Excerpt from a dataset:
------------------------

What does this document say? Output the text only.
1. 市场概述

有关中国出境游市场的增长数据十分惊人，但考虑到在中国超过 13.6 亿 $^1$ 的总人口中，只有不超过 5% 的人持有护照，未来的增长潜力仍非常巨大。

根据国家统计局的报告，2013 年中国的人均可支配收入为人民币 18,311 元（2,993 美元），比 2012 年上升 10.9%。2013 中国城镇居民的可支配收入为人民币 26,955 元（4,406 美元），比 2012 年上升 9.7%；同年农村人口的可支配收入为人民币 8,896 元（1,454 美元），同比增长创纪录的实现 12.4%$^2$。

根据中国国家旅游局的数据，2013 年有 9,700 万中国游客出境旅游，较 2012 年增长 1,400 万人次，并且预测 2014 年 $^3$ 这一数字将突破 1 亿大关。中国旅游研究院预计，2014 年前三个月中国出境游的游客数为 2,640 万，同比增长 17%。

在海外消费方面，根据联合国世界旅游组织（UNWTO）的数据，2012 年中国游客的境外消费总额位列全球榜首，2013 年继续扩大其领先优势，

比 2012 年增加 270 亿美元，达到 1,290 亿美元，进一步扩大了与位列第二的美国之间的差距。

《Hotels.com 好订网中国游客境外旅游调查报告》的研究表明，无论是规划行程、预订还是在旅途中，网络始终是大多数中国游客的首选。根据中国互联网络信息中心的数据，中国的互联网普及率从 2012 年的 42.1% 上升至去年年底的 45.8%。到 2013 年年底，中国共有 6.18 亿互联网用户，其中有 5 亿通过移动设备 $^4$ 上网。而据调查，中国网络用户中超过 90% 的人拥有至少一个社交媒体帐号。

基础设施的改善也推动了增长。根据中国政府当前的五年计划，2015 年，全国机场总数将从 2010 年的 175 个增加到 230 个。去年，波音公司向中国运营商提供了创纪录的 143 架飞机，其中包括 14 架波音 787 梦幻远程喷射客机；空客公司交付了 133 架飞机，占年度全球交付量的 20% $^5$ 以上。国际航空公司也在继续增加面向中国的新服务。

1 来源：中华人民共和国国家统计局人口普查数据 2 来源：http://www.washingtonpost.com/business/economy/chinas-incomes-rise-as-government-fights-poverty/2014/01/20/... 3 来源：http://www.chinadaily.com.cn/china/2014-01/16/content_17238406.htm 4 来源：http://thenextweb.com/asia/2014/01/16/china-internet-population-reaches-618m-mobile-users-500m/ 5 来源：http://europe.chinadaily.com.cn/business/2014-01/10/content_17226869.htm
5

------------------------

* _TASK PROMPT_
Print all the data exactly.

* _WORKED SOLUTION_
What does this document say? Output the text only.
1. 市场概述

有关中国出境游市场的增长数据十分惊人，但考虑到在中国超过 13.6 亿 $^1$ 的总人口中，只有不超过 5% 的人持有护照，未来的增长潜力仍非常巨大。

根据国家统计局的报告，2013 年中国的人均可支配收入为人民币 18,311 元（2,993 美元），比 2012 年上升 10.9%。2013 中国城镇居民的可支配收入为人民币 26,955 元（4,406 美元），比 2012 年上升 9.7%；同年农村人口的可支配收入为人民币 8,896 元（1,454 美元），同比增长创纪录的实现 12.4%$^2$。

根据中国国家旅游局的数据，2013 年有 9,700 万中国游客出境旅游，较 2012 年增长 1,400 万人次，并且预测 2014 年 $^3$ 这一数字将突破 1 亿大关。中国旅游研究院预计，2014 年前三个月中国出境游的游客数为 2,640 万，同比增长 17%。

在海外消费方面，根据联合国世界旅游组织（UNWTO）的数据，2012 年中国游客的境外消费总额位列全球榜首，2013 年继续扩大其领先优势，

比 2012 年增加 270 亿美元，达到 1,290 亿美元，进一步扩大了与位列第二的美国之间的差距。

《Hotels.com 好订网中国游客境外旅游调查报告》的研究表明，无论是规划行程、预订还是在旅途中，网络始终是大多数中国游客的首选。根据中国互联网络信息中心的数据，中国的互联网普及率从 2012 年的 42.1% 上升至去年年底的 45.8%。到 2013 年年底，中国共有 6.18 亿互联网用户，其中有 5 亿通过移动设备 $^4$ 上网。而据调查，中国网络用户中超过 90% 的人拥有至少一个社交媒体帐号。

基础设施的改善也推动了增长。根据中国政府当前的五年计划，2015 年，全国机场总数将从 2010 年的 175 个增加到 230 个。去年，波音公司向中国运营商提供了创纪录的 143 架飞机，其中包括 14 架波音 787 梦幻远程喷射客机；空客公司交付了 133 架飞机，占年度全球交付量的 20% $^5$ 以上。国际航空公司也在继续增加面向中国的新服务。

1 来源：中华人民共和国国家统计局人口普查数据 2 来源：http://www.washingtonpost.com/business/economy/chinas-incomes-rise-as-government-fights-poverty/2014/01/20/... 3 来源：http://www.chinadaily.com.cn/china/2014-01/16/content_17238406.htm 4 来源：http://thenextweb.com/asia/2014/01/16/china-internet-population-reaches-618m-mobile-users-500m/ 5 来源：http://europe.chinadaily.com.cn/business/2014-01/10/content_17226869.htm
5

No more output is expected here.